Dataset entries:

===============

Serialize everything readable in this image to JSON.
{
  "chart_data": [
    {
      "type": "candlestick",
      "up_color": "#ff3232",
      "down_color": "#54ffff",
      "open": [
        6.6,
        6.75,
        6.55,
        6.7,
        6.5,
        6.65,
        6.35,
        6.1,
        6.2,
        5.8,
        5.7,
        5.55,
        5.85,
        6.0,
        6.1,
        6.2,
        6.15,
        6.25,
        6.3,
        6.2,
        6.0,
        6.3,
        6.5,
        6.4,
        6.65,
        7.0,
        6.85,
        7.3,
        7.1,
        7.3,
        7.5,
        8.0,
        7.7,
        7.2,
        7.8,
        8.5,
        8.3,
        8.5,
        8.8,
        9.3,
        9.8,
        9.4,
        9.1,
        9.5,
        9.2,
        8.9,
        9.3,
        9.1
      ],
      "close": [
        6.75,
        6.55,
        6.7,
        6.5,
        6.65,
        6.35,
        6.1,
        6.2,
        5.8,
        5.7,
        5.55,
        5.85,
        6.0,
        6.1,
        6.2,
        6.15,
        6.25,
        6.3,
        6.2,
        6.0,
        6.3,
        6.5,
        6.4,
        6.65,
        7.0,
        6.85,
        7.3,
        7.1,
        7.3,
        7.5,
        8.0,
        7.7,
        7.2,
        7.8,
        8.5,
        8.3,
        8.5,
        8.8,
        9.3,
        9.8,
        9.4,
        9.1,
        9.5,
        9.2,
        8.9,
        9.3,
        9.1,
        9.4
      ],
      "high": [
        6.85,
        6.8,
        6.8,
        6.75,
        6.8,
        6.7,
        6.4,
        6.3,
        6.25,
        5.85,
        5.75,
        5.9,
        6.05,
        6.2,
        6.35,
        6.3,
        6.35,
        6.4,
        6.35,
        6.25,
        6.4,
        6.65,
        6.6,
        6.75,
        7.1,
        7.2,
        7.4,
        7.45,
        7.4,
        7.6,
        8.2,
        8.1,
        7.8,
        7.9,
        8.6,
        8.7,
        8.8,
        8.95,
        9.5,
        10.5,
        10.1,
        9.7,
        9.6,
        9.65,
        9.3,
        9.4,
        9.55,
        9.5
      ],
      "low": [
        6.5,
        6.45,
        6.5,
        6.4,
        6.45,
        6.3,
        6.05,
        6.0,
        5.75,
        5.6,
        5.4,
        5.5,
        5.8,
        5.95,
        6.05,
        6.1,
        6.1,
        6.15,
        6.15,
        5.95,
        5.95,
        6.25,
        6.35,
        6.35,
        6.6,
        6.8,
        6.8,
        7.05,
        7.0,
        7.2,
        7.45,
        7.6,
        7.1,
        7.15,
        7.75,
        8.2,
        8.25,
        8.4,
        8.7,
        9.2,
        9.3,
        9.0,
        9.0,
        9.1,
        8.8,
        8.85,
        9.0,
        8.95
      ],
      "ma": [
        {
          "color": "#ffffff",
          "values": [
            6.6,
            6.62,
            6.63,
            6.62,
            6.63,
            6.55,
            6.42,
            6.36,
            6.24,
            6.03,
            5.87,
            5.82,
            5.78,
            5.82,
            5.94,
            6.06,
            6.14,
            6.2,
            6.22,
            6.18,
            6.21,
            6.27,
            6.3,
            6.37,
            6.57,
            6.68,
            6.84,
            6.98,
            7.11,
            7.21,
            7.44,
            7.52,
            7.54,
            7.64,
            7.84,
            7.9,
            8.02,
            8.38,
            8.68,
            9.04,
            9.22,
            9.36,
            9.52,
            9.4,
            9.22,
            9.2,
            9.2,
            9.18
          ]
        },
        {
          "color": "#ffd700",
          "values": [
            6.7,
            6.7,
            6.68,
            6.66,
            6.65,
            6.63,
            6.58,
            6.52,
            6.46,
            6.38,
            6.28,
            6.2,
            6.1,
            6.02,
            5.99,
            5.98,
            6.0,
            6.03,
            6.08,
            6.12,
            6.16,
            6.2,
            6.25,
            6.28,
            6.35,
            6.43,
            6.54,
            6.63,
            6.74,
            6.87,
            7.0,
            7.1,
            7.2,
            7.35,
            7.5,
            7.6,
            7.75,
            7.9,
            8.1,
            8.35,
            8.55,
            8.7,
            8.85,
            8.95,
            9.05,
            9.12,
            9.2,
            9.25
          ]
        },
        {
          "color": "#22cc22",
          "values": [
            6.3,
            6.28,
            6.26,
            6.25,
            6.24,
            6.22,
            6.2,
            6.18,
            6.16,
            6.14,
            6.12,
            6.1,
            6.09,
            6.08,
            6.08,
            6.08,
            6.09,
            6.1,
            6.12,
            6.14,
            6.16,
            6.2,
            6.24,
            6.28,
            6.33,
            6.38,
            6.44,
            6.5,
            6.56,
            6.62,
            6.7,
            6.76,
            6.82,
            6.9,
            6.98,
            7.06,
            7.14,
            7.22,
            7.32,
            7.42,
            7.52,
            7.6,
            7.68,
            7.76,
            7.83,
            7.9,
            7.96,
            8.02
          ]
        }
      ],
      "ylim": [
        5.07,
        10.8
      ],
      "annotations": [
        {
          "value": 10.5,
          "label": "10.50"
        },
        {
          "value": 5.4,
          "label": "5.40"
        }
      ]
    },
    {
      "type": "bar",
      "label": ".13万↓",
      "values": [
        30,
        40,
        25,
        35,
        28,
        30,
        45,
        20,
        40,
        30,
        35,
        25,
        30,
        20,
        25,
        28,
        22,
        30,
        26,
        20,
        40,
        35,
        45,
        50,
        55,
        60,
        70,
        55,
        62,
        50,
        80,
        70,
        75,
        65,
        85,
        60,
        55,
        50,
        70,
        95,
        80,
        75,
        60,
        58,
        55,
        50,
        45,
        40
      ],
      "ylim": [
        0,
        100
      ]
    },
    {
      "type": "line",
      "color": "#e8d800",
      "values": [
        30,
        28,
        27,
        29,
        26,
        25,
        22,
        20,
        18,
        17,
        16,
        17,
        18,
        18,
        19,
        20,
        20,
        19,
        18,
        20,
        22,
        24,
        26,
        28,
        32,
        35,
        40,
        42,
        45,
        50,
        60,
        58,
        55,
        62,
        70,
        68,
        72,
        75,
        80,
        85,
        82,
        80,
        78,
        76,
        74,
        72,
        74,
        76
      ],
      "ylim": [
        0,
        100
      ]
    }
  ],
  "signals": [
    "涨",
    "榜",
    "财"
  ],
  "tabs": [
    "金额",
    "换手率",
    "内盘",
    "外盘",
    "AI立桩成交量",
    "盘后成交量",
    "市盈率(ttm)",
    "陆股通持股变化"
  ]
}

===============

## What to do
Pick each line holding the word "type" out of the data and copy it.

## Full solution
      "type": "candlestick",
      "type": "bar",
      "type": "line",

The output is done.